Count every line that holds the string "more", then give that number alone.

(Exercise input)
-*-
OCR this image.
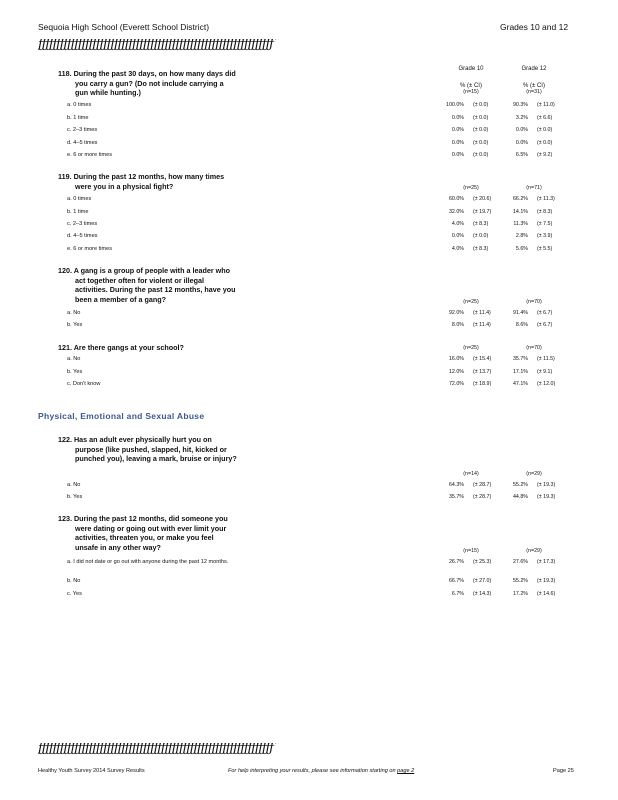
Sequoia High School (Everett School District)	Grades 10 and 12
ƒƒƒƒƒƒƒƒƒƒƒƒƒƒƒƒƒƒƒƒƒƒƒƒƒƒƒƒƒƒƒƒƒƒƒƒƒƒƒƒƒƒƒƒƒƒƒƒƒƒƒƒƒƒƒƒƒƒƒƒƒƒƒƒƒ
Grade 10	Grade 12
% (± CI)	% (± CI)
118. During the past 30 days, on how many days did
you carry a gun? (Do not include carrying a
gun while hunting.)	(n=15)	(n=31)
a. 0 times	100.0% (± 0.0)	90.3% (± 11.0)
b. 1 time	0.0% (± 0.0)	3.2% (± 6.6)
c. 2–3 times	0.0% (± 0.0)	0.0% (± 0.0)
d. 4–5 times	0.0% (± 0.0)	0.0% (± 0.0)
e. 6 or more times	0.0% (± 0.0)	6.5% (± 9.2)
119. During the past 12 months, how many times
were you in a physical fight?	(n=25)	(n=71)
a. 0 times	60.0% (± 20.6)	66.2% (± 11.3)
b. 1 time	32.0% (± 19.7)	14.1% (± 8.3)
c. 2–3 times	4.0% (± 8.3)	11.3% (± 7.5)
d. 4–5 times	0.0% (± 0.0)	2.8% (± 3.9)
e. 6 or more times	4.0% (± 8.3)	5.6% (± 5.5)
120. A gang is a group of people with a leader who
act together often for violent or illegal
activities. During the past 12 months, have you
been a member of a gang?	(n=25)	(n=70)
a. No	92.0% (± 11.4)	91.4% (± 6.7)
b. Yes	8.0% (± 11.4)	8.6% (± 6.7)
121. Are there gangs at your school?	(n=25)	(n=70)
a. No	16.0% (± 15.4)	35.7% (± 11.5)
b. Yes	12.0% (± 13.7)	17.1% (± 9.1)
c. Don't know	72.0% (± 18.9)	47.1% (± 12.0)
122. Has an adult ever physically hurt you on
purpose (like pushed, slapped, hit, kicked or
punched you), leaving a mark, bruise or injury?
(n=14)	(n=29)
a. No	64.3% (± 28.7)	55.2% (± 19.3)
b. Yes	35.7% (± 28.7)	44.8% (± 19.3)
123. During the past 12 months, did someone you
were dating or going out with ever limit your
activities, threaten you, or make you feel
unsafe in any other way?	(n=15)	(n=29)
a. I did not date or go out with anyone during the past 12 months.	26.7% (± 25.3)	27.6% (± 17.3)
b. No	66.7% (± 27.0)	55.2% (± 19.3)
c. Yes	6.7% (± 14.3)	17.2% (± 14.6)
Physical, Emotional and Sexual Abuse
ƒƒƒƒƒƒƒƒƒƒƒƒƒƒƒƒƒƒƒƒƒƒƒƒƒƒƒƒƒƒƒƒƒƒƒƒƒƒƒƒƒƒƒƒƒƒƒƒƒƒƒƒƒƒƒƒƒƒƒƒƒƒƒƒƒ
Healthy Youth Survey 2014 Survey Results	For help interpreting your results, please see information starting on page 2	Page 25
-*-
(Result for this exercise) 2